Objective — Locate the word "Rezerviran" in the material, then show every line that holds it.

Begin Exercise data

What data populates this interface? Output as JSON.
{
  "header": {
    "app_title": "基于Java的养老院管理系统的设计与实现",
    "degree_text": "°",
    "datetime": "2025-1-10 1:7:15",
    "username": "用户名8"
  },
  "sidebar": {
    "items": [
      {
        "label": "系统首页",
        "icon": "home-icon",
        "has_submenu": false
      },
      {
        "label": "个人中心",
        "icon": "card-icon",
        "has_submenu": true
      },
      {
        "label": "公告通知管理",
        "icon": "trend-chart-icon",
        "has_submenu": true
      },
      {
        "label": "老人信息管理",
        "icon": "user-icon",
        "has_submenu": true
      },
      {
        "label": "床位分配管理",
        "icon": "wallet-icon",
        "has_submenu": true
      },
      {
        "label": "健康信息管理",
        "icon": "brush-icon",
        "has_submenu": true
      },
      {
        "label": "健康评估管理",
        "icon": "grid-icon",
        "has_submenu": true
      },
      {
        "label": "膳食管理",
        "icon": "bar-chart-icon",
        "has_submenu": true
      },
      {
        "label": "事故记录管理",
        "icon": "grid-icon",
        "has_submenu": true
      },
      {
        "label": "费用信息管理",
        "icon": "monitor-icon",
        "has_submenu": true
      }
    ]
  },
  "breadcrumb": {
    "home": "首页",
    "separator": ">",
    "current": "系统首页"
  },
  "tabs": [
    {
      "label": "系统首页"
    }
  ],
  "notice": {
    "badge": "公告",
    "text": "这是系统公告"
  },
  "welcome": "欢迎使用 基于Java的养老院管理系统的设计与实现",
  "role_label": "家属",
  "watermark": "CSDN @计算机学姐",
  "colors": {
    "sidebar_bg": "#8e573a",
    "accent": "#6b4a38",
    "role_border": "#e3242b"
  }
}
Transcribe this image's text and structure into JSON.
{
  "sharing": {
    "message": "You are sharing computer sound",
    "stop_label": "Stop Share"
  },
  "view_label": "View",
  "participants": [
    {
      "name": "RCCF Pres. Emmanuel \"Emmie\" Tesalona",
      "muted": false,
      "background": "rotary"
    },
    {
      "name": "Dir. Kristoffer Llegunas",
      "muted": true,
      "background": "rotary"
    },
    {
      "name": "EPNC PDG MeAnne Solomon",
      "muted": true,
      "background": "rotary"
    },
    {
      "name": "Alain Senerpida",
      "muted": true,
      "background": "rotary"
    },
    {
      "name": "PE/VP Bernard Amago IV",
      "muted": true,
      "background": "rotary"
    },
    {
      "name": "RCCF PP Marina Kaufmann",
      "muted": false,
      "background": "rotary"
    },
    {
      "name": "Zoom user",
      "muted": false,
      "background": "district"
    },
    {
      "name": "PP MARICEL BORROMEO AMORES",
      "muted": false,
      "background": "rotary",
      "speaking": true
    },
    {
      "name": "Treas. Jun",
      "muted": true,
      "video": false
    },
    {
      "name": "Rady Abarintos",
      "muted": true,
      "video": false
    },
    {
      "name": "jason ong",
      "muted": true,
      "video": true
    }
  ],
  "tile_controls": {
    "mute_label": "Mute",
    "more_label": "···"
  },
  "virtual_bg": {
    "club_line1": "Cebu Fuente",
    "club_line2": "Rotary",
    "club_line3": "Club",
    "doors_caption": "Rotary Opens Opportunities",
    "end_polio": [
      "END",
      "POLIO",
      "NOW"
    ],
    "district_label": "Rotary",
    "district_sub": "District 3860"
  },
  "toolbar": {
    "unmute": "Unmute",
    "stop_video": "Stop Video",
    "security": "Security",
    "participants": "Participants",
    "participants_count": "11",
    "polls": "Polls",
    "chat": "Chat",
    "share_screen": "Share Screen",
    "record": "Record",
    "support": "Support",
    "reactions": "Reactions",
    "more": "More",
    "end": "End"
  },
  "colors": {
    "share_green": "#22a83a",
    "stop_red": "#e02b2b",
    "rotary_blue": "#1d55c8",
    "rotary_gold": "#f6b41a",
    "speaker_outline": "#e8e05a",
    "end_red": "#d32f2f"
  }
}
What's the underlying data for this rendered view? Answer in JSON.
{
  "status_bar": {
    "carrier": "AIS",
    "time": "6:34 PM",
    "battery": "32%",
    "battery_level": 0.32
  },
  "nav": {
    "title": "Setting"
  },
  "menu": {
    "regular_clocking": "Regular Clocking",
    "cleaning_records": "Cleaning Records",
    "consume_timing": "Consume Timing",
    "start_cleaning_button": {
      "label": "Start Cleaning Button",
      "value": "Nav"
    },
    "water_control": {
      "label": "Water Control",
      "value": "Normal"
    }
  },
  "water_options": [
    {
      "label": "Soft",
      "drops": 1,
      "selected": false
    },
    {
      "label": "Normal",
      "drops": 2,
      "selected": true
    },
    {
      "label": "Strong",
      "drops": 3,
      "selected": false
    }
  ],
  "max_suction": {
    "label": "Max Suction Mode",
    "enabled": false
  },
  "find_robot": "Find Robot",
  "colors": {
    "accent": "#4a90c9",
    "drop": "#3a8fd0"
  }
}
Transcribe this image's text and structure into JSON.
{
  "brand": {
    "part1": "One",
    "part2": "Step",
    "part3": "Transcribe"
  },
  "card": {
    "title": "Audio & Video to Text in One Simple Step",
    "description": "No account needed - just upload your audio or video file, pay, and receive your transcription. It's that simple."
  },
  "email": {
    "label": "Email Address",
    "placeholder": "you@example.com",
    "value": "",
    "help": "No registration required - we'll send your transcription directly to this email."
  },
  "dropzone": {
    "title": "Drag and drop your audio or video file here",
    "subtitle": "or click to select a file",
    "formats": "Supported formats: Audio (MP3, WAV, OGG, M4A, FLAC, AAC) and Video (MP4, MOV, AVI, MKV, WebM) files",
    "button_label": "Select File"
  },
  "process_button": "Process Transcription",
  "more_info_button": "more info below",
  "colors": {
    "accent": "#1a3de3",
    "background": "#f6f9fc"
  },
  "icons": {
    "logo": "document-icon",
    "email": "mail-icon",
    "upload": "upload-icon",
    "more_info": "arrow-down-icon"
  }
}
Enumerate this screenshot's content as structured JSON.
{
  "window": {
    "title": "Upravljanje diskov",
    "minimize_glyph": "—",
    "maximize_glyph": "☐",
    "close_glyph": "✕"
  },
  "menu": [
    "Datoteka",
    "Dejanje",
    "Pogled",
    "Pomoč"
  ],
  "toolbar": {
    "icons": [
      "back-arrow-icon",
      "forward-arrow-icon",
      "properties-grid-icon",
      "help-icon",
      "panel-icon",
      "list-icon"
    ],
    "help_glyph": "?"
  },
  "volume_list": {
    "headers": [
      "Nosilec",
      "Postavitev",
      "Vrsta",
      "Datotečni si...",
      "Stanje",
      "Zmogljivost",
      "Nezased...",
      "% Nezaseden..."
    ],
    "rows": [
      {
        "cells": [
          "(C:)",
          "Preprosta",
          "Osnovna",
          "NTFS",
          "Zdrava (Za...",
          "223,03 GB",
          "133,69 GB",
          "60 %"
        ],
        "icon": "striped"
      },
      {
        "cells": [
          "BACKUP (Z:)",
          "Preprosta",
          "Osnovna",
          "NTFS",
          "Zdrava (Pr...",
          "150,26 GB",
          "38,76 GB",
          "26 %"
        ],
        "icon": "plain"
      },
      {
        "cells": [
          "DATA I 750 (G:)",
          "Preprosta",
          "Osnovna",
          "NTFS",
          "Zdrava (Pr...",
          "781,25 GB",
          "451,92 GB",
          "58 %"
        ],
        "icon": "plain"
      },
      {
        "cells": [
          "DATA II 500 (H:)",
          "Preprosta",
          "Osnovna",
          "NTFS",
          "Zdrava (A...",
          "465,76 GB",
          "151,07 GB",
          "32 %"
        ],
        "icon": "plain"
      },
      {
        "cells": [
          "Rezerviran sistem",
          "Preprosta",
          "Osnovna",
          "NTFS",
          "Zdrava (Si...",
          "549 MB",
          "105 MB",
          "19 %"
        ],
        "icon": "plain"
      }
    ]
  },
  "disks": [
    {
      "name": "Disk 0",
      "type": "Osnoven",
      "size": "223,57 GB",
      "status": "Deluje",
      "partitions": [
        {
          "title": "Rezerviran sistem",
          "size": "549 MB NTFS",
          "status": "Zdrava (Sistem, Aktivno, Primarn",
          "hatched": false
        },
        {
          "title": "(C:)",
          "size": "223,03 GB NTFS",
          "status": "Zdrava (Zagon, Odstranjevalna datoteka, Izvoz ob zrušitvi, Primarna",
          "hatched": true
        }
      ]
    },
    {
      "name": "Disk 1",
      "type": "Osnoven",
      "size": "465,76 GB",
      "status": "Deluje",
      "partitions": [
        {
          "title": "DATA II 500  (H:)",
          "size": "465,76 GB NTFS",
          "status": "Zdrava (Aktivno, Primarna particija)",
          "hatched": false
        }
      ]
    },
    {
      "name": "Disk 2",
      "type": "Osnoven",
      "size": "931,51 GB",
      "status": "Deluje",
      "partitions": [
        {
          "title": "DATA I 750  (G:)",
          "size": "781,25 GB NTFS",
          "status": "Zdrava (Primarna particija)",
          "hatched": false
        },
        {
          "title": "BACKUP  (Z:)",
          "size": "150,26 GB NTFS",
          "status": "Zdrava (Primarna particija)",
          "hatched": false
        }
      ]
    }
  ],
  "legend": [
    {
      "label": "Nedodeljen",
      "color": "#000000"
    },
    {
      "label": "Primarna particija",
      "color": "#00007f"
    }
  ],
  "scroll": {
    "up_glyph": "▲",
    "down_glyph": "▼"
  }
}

End Exercise data

Answer for the task —
          "Rezerviran sistem",
          "title": "Rezerviran sistem",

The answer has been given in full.